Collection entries
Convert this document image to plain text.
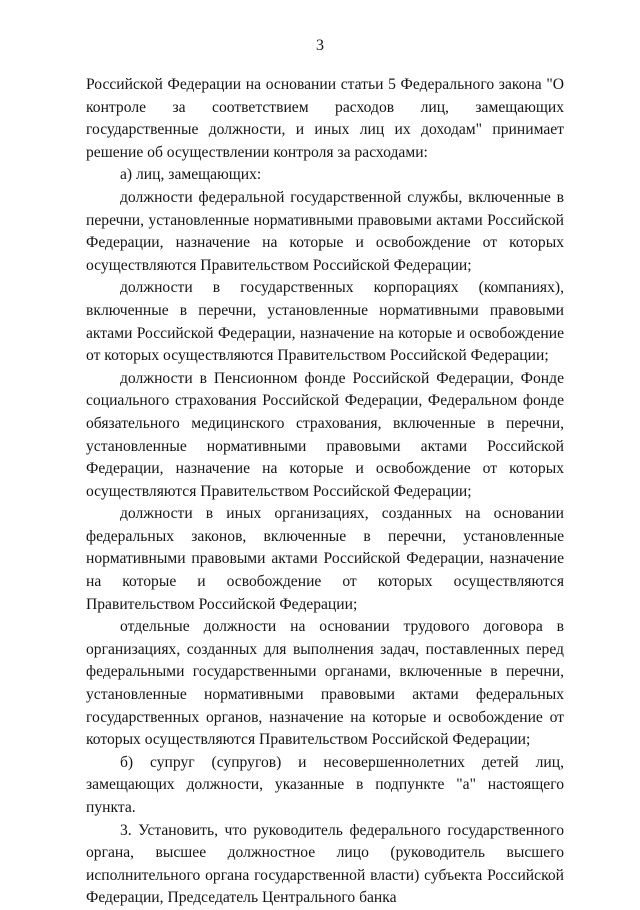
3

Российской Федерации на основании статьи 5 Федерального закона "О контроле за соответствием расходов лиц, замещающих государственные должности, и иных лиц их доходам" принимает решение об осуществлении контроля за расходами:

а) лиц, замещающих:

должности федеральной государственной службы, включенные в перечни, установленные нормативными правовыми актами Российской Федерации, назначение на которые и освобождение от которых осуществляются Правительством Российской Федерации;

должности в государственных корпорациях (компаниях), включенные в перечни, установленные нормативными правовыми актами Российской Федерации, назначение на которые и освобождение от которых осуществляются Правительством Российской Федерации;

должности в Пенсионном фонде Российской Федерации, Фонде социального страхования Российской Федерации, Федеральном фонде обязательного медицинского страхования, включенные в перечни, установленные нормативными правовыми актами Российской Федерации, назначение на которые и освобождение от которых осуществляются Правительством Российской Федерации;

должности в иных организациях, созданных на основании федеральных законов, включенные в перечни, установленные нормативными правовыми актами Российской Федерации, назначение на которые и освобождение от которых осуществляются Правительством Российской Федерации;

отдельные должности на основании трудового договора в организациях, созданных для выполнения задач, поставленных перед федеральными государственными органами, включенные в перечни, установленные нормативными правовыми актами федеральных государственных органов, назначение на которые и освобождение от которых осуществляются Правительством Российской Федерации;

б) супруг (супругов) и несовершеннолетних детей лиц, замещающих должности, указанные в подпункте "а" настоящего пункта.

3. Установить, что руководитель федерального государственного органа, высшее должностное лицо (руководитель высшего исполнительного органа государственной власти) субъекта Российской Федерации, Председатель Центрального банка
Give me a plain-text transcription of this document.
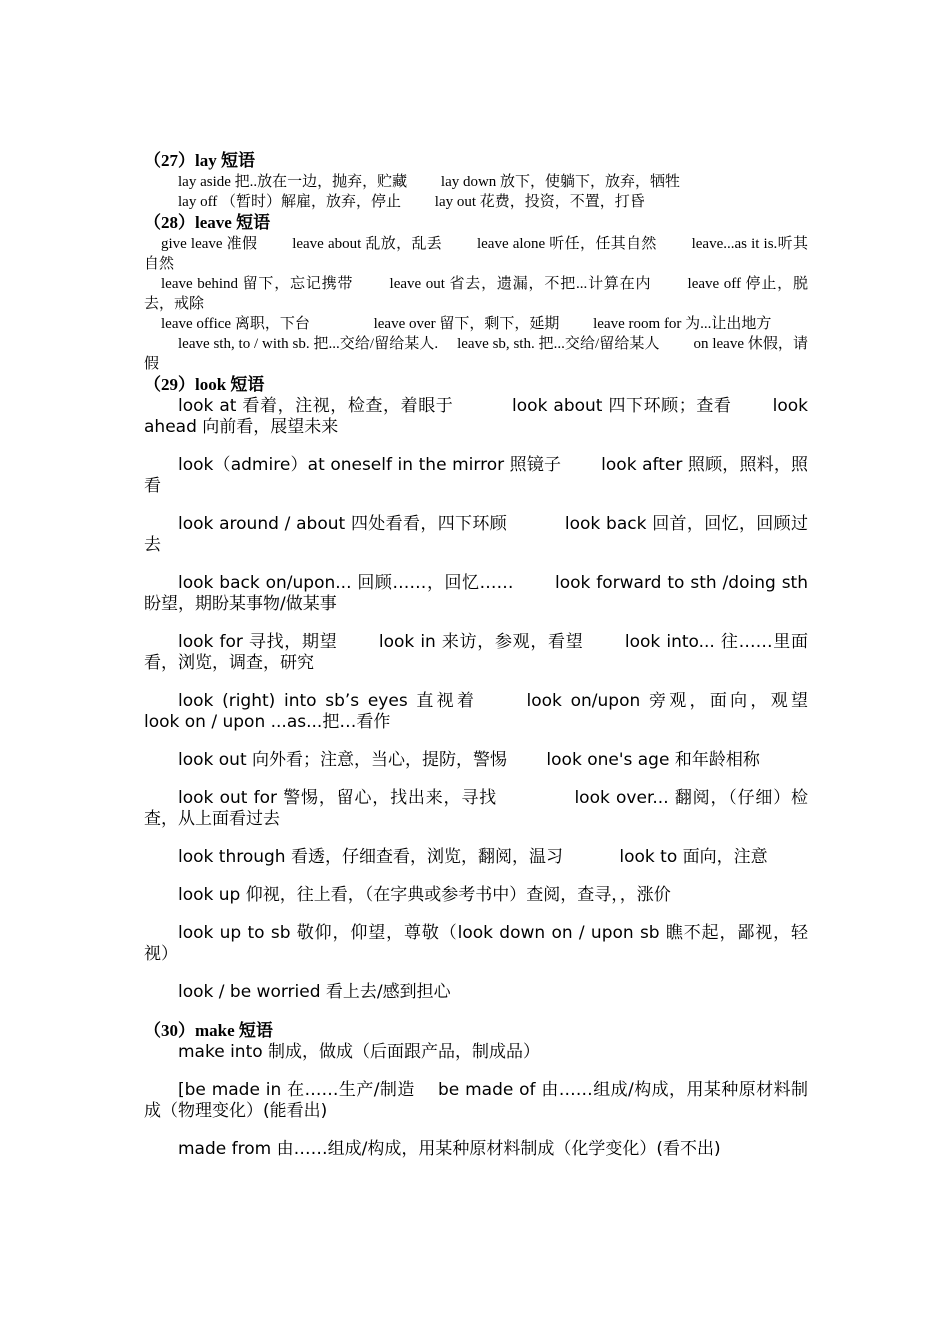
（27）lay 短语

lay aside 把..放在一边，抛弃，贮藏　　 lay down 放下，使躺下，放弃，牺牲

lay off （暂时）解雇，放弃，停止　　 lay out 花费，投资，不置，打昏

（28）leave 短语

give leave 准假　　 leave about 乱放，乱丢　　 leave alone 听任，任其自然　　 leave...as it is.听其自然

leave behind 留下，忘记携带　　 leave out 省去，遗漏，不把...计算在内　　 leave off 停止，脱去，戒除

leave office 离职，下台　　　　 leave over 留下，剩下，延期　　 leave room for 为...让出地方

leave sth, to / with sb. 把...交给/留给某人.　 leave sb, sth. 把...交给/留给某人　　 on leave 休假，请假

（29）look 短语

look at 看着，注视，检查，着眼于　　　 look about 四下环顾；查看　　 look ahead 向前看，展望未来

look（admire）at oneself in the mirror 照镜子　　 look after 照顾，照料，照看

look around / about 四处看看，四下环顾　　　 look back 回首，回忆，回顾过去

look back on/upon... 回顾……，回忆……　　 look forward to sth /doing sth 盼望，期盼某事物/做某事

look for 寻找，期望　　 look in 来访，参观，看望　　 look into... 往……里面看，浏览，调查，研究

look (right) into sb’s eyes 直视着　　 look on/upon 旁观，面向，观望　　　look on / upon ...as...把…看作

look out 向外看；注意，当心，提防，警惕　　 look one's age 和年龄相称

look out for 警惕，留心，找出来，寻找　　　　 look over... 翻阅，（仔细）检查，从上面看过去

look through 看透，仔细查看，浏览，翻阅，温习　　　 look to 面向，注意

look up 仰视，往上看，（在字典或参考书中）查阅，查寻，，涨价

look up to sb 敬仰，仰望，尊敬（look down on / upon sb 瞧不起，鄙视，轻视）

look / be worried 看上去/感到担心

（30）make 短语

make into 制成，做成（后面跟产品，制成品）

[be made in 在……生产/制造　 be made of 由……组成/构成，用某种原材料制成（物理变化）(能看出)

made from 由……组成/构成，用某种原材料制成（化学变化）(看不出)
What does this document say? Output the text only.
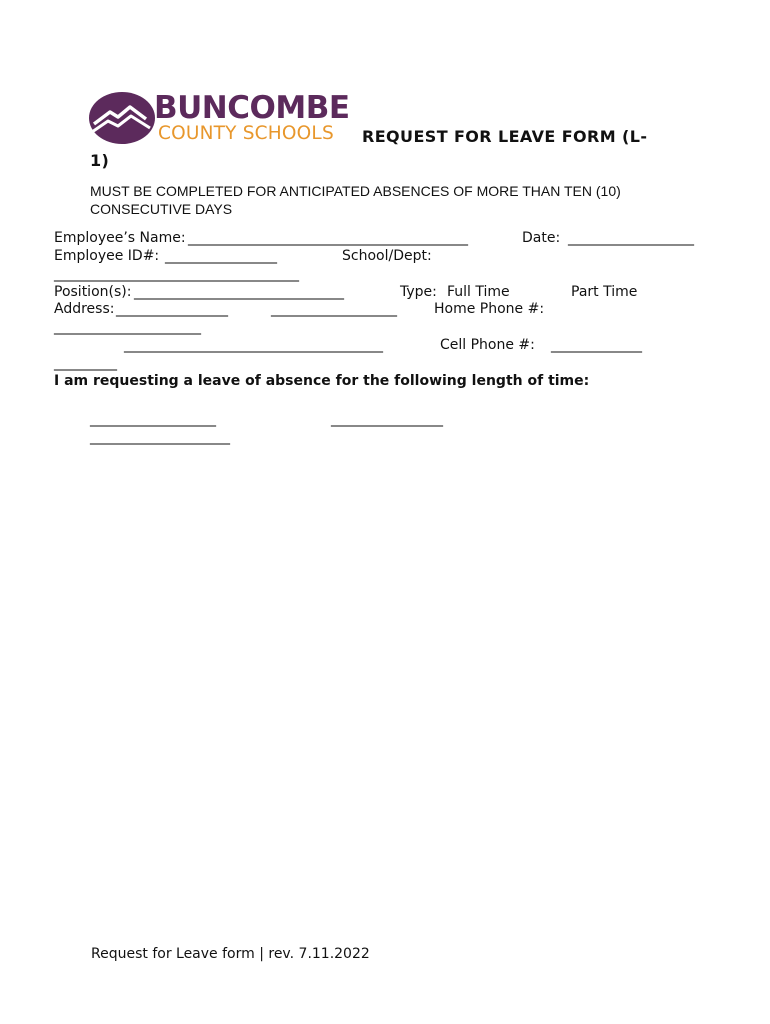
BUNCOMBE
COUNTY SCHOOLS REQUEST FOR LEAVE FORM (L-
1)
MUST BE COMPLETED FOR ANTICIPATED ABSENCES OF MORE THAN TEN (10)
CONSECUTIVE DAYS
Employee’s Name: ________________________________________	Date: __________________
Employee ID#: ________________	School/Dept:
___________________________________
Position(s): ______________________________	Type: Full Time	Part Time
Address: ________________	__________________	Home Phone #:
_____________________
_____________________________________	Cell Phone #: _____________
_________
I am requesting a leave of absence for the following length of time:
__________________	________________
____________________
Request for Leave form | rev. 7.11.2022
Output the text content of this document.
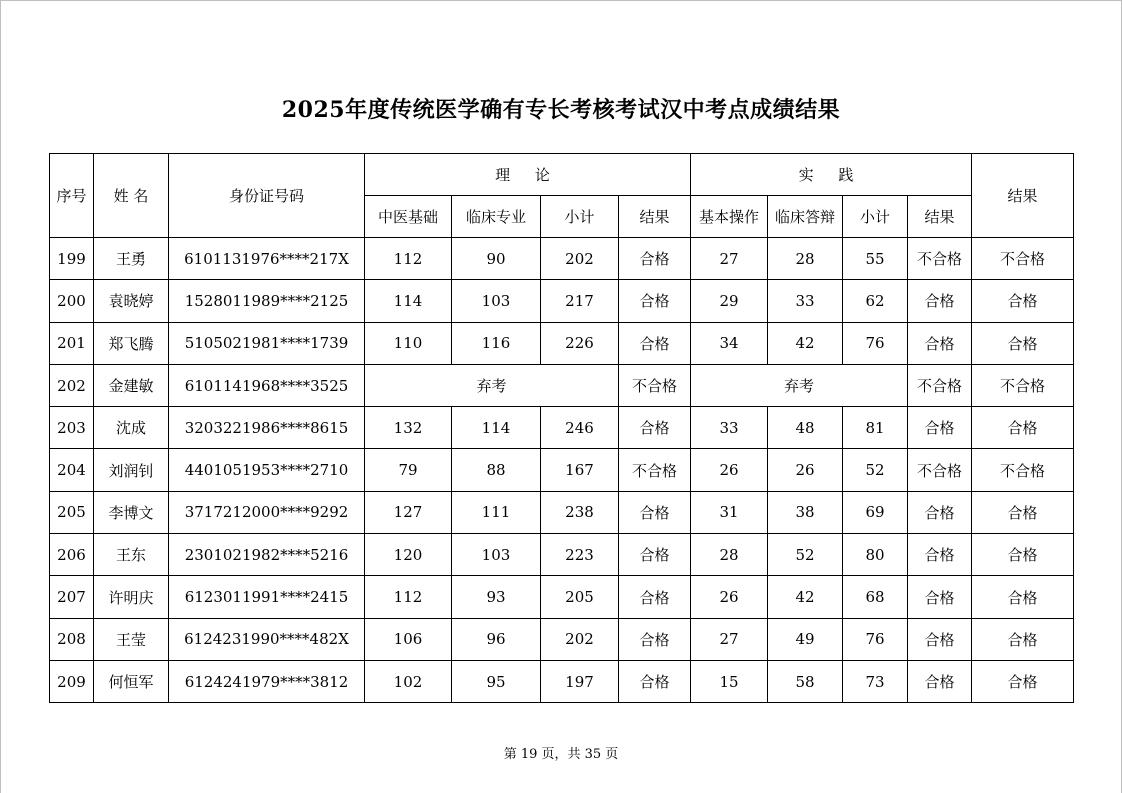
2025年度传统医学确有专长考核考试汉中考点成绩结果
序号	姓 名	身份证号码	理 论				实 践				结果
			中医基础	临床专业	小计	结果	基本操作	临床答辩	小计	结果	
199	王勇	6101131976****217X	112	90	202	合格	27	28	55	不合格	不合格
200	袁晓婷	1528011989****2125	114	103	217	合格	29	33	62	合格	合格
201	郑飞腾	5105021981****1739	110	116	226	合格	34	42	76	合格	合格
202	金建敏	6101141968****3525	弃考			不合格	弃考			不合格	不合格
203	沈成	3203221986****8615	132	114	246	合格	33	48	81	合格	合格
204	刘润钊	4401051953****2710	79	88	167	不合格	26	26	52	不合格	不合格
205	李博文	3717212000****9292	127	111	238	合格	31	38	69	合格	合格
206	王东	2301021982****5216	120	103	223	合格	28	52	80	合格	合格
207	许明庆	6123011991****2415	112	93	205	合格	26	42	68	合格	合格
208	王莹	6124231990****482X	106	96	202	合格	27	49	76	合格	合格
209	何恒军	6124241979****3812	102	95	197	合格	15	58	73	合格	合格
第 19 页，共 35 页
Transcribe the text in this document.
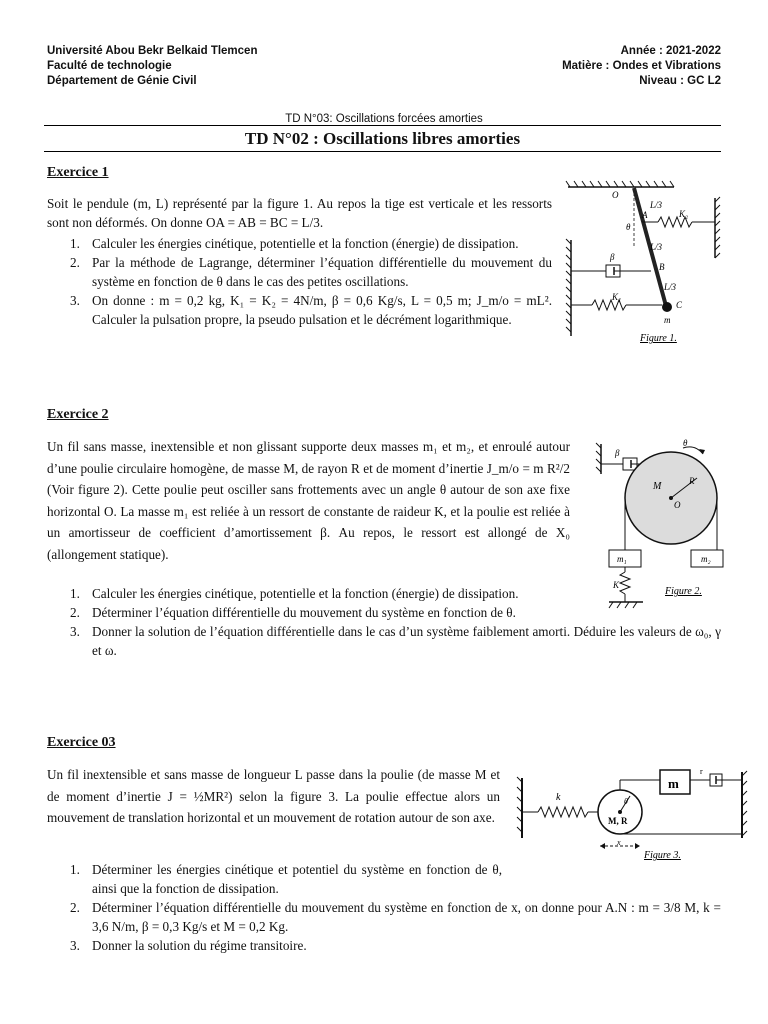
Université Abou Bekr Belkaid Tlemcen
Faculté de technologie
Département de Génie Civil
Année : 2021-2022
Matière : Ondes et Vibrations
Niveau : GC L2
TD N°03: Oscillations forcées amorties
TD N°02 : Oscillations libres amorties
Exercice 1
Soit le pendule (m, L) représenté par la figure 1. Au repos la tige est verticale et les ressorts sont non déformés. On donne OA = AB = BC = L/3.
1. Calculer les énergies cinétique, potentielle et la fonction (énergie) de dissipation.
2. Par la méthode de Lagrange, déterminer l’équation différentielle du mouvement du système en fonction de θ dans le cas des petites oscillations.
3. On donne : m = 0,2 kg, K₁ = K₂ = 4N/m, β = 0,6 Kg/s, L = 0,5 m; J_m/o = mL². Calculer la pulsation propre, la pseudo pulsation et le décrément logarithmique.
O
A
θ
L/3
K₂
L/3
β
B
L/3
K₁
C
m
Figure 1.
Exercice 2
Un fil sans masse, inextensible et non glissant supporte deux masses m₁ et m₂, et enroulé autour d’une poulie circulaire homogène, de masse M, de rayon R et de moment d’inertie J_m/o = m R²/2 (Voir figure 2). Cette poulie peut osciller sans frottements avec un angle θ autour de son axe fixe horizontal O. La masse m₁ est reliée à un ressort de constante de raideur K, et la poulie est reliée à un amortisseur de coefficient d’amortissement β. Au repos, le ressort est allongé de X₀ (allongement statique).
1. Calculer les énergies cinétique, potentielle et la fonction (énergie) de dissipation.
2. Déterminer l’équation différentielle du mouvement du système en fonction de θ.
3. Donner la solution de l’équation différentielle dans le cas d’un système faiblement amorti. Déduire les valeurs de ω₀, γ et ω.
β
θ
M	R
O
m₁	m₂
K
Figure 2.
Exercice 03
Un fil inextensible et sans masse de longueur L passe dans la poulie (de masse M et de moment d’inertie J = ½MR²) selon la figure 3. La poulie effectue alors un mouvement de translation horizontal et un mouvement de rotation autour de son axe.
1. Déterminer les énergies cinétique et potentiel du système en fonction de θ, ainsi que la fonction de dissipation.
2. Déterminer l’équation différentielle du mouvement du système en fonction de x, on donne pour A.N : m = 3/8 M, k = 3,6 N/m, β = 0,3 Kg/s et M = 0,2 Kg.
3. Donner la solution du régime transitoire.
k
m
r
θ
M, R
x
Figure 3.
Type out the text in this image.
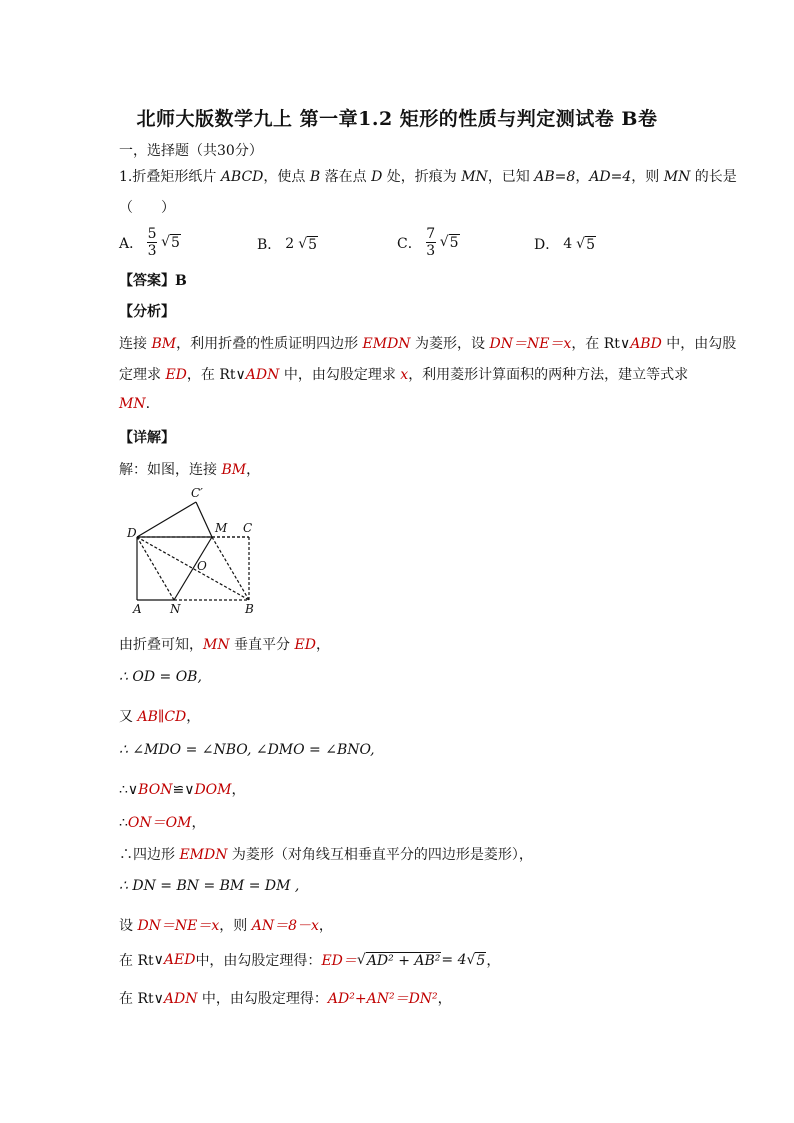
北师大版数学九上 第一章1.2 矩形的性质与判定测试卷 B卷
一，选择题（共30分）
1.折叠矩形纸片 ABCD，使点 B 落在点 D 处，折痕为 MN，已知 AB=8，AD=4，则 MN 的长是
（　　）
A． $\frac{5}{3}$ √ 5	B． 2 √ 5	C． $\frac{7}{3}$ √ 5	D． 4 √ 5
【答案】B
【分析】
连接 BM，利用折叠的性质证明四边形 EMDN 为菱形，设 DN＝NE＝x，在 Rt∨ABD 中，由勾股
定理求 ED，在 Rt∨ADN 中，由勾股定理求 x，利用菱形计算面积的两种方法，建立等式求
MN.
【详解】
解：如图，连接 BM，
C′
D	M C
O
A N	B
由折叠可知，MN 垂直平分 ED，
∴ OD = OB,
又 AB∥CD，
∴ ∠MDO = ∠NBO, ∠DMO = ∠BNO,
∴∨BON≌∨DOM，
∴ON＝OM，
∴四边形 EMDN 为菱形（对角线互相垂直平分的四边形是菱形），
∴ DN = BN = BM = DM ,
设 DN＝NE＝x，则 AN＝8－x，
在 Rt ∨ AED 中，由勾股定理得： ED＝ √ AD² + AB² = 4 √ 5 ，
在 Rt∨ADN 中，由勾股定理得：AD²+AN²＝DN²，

§ **Required work**:
Only the number should be given: how many lines of the data contain the word "down"?

§ **Solution to this exercise**:
2